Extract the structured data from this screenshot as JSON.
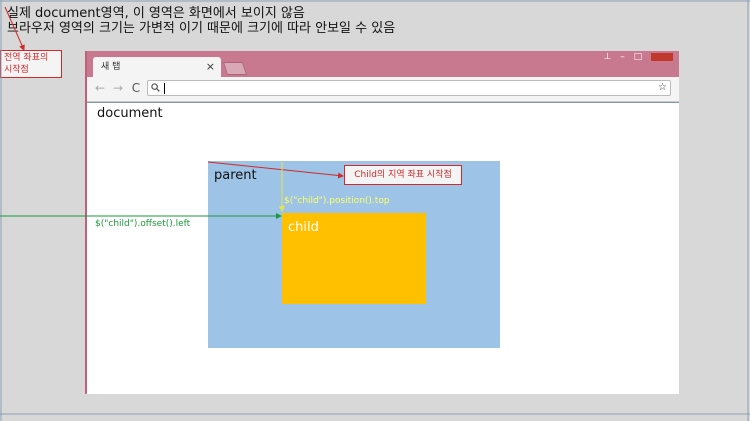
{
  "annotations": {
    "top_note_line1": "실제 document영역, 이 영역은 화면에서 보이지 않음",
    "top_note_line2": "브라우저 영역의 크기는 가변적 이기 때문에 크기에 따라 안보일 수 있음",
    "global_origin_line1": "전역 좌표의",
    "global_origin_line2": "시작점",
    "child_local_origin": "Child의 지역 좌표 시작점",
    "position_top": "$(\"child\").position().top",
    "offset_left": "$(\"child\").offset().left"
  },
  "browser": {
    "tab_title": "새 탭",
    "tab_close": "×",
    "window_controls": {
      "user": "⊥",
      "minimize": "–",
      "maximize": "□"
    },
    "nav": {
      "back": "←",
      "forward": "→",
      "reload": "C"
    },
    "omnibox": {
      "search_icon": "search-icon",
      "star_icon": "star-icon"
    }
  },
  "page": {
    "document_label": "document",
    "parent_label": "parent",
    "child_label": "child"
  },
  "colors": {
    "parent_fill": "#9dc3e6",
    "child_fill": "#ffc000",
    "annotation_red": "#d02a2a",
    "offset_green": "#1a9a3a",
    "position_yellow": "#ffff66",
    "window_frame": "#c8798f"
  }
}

# # # # # # #

__DO THIS__
Exclude the pictures, and transcribe all of the material exactly.

__COMPLETE RESPONSE__
Extract the structured data from this screenshot as JSON.
{
  "annotations": {
    "top_note_line1": "실제 document영역, 이 영역은 화면에서 보이지 않음",
    "top_note_line2": "브라우저 영역의 크기는 가변적 이기 때문에 크기에 따라 안보일 수 있음",
    "global_origin_line1": "전역 좌표의",
    "global_origin_line2": "시작점",
    "child_local_origin": "Child의 지역 좌표 시작점",
    "position_top": "$(\"child\").position().top",
    "offset_left": "$(\"child\").offset().left"
  },
  "browser": {
    "tab_title": "새 탭",
    "tab_close": "×",
    "window_controls": {
      "user": "⊥",
      "minimize": "–",
      "maximize": "□"
    },
    "nav": {
      "back": "←",
      "forward": "→",
      "reload": "C"
    },
    "omnibox": {
      "search_icon": "search-icon",
      "star_icon": "star-icon"
    }
  },
  "page": {
    "document_label": "document",
    "parent_label": "parent",
    "child_label": "child"
  },
  "colors": {
    "parent_fill": "#9dc3e6",
    "child_fill": "#ffc000",
    "annotation_red": "#d02a2a",
    "offset_green": "#1a9a3a",
    "position_yellow": "#ffff66",
    "window_frame": "#c8798f"
  }
}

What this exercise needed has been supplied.